-- START --
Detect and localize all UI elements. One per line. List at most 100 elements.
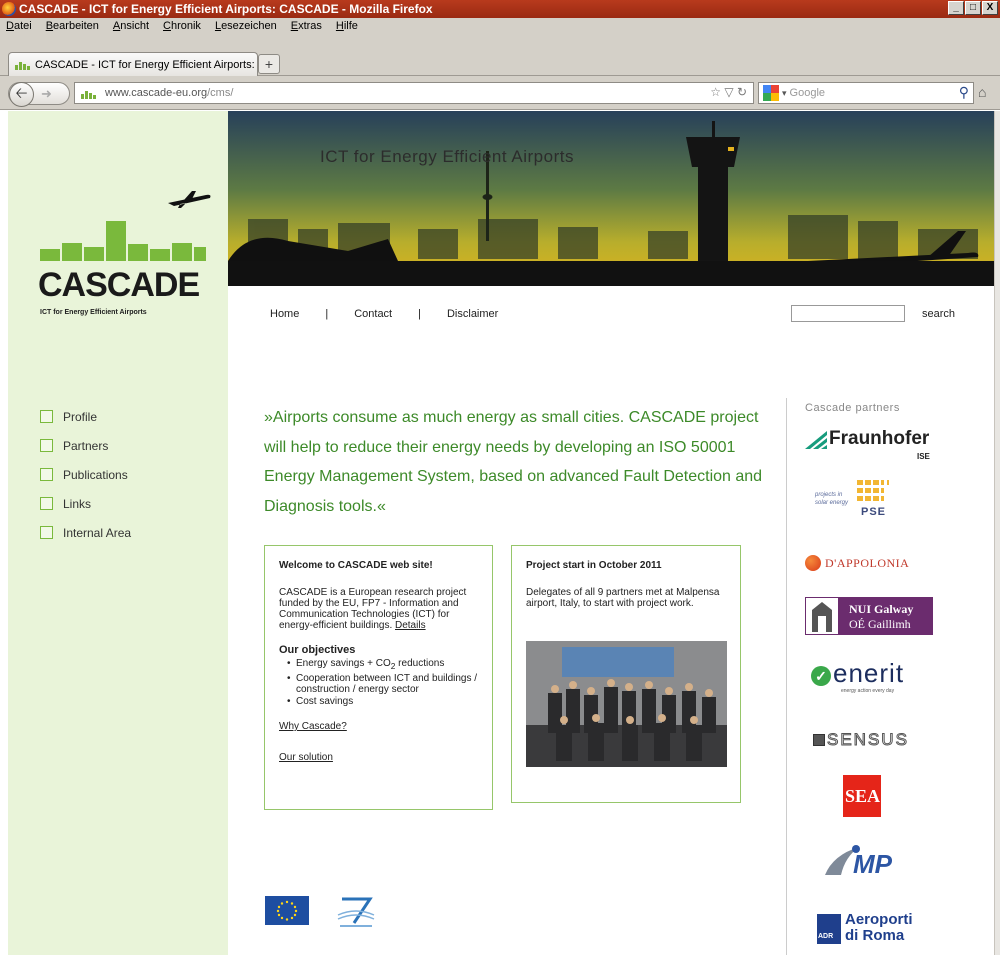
-- END --
-- START --
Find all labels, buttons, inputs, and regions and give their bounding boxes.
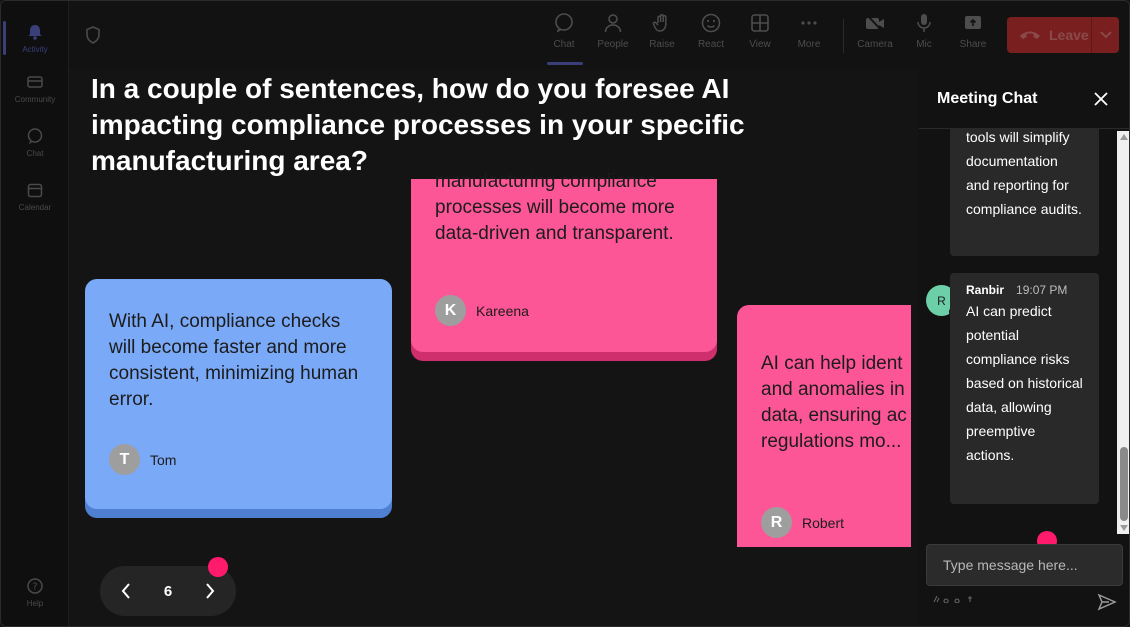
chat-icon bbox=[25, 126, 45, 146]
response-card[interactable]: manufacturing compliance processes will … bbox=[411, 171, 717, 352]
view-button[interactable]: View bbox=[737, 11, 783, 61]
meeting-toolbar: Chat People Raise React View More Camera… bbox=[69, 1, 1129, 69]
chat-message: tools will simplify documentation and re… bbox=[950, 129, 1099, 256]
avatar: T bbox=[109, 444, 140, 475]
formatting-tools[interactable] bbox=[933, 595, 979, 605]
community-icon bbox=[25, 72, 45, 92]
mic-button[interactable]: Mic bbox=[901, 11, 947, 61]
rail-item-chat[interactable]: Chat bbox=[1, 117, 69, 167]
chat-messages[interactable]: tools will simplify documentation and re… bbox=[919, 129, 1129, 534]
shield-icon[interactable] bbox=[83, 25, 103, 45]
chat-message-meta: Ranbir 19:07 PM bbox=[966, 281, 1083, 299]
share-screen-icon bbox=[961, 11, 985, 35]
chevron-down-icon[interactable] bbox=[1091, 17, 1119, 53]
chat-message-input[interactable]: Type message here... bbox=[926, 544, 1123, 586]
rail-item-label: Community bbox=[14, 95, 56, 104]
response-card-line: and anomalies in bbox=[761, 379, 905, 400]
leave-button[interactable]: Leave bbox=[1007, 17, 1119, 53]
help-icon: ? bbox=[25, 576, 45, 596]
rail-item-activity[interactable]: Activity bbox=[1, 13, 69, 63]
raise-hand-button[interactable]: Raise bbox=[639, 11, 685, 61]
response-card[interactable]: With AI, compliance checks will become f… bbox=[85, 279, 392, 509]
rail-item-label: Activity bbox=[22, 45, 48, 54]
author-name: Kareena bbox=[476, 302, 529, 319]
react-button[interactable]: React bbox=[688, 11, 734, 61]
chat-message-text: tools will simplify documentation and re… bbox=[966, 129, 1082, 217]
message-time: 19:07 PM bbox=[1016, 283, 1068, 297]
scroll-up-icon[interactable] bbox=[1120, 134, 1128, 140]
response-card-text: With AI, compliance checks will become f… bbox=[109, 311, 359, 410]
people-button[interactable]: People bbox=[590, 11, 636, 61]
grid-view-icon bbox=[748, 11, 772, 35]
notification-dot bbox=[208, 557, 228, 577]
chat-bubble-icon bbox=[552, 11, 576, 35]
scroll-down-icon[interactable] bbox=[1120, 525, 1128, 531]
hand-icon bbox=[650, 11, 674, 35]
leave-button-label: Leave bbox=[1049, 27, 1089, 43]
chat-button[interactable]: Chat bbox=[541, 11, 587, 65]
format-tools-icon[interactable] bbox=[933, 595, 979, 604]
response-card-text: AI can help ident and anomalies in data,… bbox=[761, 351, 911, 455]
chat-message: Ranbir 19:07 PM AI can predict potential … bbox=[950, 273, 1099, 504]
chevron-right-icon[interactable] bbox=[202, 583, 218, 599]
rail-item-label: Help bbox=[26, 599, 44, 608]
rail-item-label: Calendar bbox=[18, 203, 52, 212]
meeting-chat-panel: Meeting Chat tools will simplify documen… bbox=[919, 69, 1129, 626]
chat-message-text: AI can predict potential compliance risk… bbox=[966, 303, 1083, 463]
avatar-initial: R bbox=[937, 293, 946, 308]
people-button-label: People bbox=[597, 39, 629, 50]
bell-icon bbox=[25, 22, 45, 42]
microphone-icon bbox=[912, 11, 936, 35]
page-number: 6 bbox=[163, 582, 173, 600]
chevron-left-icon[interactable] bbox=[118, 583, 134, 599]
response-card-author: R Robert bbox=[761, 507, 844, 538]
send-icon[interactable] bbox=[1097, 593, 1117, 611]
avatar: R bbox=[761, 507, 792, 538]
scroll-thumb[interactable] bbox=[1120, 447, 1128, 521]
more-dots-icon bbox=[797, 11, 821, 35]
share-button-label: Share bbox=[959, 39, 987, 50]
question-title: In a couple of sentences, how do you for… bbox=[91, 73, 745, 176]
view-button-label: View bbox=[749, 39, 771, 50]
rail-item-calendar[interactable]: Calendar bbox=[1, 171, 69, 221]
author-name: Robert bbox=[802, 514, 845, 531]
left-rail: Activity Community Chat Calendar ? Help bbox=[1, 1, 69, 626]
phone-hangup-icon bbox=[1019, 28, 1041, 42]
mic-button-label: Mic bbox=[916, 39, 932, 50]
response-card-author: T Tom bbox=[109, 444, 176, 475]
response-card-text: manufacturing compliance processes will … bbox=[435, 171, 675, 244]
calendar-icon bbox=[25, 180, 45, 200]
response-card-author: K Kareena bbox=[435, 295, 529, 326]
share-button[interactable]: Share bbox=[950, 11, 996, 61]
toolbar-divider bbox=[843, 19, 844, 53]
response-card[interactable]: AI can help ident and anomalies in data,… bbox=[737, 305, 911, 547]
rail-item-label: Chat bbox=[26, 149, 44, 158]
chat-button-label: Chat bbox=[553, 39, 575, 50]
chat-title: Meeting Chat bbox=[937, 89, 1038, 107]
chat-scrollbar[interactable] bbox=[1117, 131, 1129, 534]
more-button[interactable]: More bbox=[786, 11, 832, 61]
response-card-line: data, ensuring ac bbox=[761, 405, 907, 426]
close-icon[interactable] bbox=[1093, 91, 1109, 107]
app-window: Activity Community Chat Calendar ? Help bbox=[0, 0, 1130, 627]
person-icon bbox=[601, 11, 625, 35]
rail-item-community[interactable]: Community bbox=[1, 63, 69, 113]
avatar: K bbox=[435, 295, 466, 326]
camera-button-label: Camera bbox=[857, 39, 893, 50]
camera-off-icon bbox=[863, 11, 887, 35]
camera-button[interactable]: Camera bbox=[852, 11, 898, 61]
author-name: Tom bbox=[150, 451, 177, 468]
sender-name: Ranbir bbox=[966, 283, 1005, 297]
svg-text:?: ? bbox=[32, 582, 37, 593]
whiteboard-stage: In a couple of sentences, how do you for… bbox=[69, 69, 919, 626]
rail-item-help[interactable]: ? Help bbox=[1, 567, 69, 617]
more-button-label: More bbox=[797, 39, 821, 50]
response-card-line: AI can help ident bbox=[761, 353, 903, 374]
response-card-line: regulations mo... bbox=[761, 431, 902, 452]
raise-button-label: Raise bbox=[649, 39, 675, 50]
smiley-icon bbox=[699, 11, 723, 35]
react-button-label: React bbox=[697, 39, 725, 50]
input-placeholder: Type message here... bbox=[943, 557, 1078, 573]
-- END --
-- START --
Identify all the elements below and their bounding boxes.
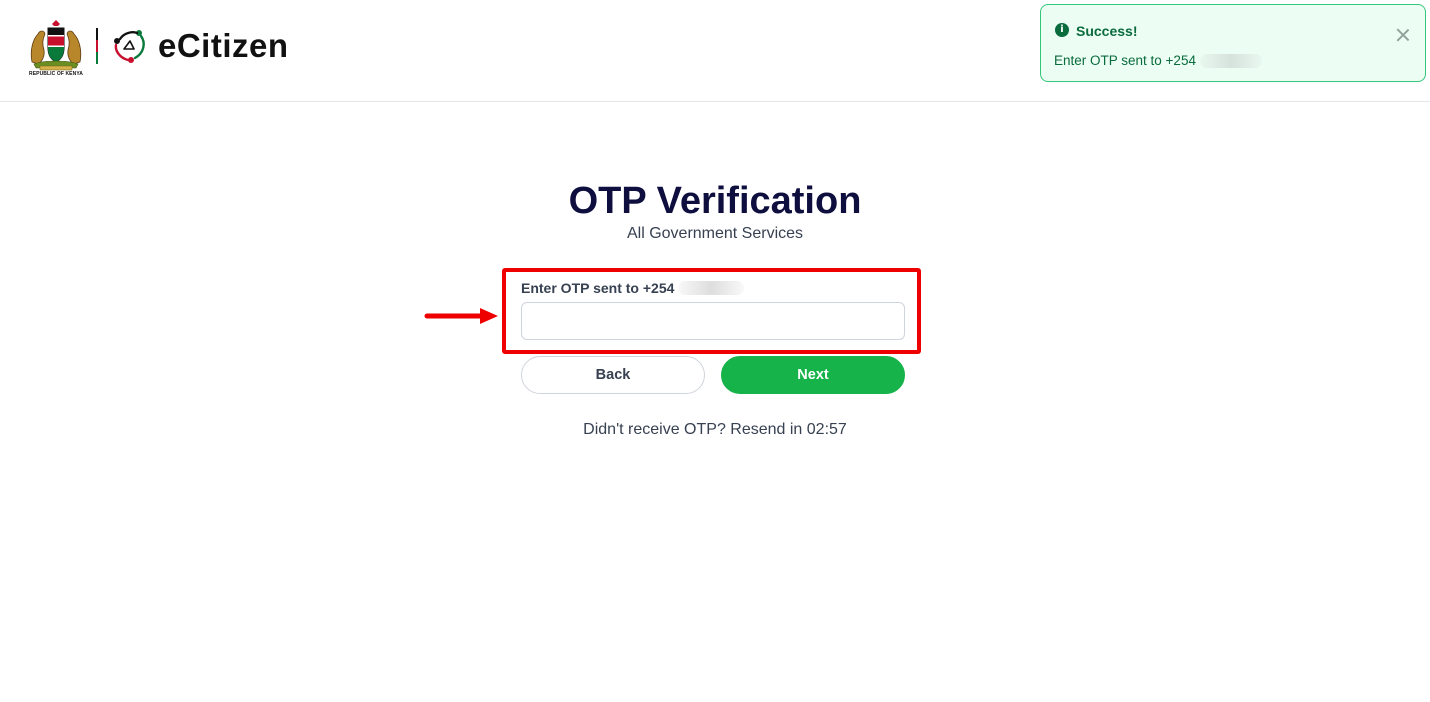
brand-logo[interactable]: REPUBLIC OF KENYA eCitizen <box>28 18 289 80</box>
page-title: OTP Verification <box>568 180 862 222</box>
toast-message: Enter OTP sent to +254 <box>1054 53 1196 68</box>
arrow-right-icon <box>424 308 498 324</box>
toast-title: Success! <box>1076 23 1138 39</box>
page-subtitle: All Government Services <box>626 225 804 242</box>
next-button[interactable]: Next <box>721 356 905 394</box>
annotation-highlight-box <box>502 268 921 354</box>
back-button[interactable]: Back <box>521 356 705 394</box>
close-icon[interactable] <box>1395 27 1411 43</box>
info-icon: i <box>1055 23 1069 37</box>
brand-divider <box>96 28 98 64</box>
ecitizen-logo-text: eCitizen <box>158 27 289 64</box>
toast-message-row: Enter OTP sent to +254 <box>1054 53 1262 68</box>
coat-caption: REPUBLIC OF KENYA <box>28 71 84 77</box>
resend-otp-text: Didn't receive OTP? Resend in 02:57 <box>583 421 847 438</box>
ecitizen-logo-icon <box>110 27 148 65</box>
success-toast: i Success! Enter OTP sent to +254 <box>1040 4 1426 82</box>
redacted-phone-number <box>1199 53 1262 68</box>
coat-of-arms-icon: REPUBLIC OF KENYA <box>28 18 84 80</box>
-- END --
▶ _WRITTEN PROBLEM_
Render the records from the line containing "Find all labels, buttons, inputs, and" through the line containing "view-button[interactable]: View bbox=[737, 11, 783, 61]", inclusive, as a Markdown table with columns Row and Text. Leave out the pictures and blank lines.

▶ _OUTPUT OF THE EXERCISE_
| Row | Text |
|---|---|
| 1 | Find all labels, buttons, inputs, and regions and give their bounding boxes. |
| 2 | chat-icon bbox=[25, 126, 45, 146] |
| 3 | response-card[interactable]: manufacturing compliance processes will … bbox=[411, 171, 717, 352] |
| 4 | view-button[interactable]: View bbox=[737, 11, 783, 61] |